◆ **Records for this exercise**:
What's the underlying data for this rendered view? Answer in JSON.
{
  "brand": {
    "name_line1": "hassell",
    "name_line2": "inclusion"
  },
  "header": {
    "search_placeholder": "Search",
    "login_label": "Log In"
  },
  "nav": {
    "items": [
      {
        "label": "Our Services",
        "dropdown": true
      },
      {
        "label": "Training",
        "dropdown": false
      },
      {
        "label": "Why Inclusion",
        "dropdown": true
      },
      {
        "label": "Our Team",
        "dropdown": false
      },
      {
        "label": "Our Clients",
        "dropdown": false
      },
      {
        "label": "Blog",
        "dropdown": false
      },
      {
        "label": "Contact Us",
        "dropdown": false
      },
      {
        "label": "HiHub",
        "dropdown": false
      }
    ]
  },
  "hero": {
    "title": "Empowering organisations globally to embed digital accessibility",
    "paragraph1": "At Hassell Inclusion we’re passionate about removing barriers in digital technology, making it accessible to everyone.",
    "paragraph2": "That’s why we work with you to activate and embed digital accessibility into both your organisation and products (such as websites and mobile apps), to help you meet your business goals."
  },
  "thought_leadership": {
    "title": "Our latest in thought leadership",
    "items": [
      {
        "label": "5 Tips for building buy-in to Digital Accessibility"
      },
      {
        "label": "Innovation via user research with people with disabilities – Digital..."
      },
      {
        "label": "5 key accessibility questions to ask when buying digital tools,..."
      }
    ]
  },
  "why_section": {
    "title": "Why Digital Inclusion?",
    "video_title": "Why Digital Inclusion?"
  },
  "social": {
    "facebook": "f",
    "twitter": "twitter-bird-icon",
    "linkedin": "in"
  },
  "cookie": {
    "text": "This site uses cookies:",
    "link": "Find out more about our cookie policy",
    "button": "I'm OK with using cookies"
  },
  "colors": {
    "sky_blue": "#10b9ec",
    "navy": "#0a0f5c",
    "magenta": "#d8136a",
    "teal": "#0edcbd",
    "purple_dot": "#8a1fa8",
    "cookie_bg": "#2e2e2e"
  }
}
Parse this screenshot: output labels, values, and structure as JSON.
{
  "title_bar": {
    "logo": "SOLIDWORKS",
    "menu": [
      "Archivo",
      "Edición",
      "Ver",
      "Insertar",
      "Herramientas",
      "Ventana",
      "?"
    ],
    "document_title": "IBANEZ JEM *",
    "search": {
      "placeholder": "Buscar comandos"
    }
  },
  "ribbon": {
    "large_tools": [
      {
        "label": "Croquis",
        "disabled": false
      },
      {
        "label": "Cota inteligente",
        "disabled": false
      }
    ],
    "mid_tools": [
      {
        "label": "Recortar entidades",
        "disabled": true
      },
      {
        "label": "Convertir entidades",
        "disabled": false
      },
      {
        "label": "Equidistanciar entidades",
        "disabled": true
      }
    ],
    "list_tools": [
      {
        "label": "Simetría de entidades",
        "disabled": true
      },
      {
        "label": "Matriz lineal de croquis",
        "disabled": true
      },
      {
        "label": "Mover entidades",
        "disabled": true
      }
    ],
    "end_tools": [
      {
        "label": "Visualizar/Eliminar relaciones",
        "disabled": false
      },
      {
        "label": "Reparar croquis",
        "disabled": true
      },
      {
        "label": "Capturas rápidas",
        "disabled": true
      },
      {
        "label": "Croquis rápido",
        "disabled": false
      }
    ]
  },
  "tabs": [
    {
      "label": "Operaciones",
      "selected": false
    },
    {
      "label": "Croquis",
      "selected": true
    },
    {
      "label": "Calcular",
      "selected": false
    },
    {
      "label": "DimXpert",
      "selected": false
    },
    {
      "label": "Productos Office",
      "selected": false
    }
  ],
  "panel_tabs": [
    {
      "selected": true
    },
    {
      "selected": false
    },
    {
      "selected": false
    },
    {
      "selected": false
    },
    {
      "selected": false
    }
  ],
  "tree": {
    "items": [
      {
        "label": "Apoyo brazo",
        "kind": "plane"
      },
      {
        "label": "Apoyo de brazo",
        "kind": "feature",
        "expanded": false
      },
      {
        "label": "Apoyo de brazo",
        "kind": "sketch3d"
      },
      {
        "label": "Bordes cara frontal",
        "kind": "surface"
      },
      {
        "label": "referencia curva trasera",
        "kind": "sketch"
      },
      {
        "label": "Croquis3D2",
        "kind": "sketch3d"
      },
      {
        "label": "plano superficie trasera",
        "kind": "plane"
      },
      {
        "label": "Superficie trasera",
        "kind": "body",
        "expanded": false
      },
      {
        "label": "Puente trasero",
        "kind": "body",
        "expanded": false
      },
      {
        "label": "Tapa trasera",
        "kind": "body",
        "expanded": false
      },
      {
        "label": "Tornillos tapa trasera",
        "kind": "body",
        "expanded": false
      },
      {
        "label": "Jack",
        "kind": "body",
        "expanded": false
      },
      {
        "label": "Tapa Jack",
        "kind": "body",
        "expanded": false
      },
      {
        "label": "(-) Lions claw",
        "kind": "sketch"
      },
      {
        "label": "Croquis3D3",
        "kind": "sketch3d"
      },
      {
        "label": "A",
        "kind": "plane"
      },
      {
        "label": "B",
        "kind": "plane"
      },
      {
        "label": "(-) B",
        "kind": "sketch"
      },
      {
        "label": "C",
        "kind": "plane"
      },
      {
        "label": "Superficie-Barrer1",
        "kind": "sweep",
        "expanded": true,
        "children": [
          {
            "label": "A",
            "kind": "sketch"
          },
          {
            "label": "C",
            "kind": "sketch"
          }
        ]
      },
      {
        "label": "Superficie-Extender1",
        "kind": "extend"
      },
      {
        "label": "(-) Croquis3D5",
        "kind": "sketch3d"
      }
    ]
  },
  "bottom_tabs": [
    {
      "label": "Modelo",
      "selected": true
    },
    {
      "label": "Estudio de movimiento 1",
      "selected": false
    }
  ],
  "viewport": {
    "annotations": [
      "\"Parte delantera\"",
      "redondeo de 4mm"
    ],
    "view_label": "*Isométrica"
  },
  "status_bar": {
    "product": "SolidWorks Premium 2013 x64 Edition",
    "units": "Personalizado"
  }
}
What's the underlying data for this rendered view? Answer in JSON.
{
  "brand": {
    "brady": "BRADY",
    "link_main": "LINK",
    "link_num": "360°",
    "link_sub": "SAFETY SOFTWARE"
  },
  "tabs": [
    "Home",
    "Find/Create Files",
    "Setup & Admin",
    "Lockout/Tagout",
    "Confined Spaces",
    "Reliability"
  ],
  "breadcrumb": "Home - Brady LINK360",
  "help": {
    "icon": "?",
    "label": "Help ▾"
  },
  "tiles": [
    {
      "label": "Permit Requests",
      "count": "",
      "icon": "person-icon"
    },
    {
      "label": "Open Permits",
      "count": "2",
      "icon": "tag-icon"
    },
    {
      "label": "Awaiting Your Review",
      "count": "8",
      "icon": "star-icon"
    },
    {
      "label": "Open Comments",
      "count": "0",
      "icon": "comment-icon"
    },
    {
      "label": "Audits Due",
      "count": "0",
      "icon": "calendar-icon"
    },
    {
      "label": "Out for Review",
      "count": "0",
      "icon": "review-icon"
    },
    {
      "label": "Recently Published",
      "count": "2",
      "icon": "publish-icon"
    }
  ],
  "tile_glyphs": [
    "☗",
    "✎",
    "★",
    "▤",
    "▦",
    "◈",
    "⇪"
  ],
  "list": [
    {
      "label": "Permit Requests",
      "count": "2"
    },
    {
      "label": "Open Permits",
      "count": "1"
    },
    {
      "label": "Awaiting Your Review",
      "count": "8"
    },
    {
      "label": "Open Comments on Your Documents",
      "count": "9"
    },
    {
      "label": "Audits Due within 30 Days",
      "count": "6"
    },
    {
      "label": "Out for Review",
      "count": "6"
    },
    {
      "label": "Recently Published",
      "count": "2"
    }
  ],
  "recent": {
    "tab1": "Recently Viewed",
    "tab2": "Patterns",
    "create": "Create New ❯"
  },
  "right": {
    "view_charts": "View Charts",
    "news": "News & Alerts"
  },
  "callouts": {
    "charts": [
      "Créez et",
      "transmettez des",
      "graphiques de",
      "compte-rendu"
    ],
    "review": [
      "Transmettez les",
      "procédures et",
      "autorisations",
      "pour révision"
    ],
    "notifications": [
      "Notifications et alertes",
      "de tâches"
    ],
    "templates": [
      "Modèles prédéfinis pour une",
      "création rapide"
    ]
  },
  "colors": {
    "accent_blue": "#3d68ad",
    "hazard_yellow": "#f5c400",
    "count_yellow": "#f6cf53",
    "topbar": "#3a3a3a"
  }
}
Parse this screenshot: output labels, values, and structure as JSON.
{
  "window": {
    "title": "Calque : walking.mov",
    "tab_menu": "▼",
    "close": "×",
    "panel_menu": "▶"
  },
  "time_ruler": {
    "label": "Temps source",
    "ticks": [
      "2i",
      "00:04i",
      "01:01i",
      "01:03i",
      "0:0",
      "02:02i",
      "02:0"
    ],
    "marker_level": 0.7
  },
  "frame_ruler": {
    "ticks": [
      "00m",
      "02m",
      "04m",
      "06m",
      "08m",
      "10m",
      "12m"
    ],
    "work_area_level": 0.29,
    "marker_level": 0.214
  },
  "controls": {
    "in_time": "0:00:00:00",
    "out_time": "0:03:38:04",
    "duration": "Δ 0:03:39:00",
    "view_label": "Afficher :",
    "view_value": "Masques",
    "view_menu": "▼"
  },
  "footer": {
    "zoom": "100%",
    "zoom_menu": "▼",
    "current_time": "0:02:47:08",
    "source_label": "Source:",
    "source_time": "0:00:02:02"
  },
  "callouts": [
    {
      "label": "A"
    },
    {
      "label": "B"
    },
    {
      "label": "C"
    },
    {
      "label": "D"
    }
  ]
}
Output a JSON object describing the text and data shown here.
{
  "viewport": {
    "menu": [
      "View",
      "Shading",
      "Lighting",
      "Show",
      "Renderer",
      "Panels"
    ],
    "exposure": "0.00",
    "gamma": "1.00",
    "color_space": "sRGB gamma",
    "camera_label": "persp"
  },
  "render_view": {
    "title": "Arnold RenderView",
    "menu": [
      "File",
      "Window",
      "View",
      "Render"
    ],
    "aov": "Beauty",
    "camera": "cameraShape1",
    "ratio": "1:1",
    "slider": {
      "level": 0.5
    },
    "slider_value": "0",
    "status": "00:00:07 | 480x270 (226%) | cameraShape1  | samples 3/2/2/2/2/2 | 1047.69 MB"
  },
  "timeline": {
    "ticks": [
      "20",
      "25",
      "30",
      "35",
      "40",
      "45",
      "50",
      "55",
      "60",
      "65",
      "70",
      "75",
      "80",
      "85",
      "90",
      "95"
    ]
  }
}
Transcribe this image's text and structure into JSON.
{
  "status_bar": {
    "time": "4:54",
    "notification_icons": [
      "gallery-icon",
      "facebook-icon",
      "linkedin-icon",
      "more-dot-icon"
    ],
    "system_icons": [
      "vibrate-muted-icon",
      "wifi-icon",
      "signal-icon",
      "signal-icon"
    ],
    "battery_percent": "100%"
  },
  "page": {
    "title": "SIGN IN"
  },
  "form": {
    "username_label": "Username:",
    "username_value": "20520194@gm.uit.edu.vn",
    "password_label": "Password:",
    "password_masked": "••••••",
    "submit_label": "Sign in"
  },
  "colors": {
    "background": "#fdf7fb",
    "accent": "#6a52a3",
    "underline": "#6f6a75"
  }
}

◆ **What you will do**: Of the lines above, copy each that contains "pour".

◆ **Exercise answer**:
      "pour révision"
      "Modèles prédéfinis pour une",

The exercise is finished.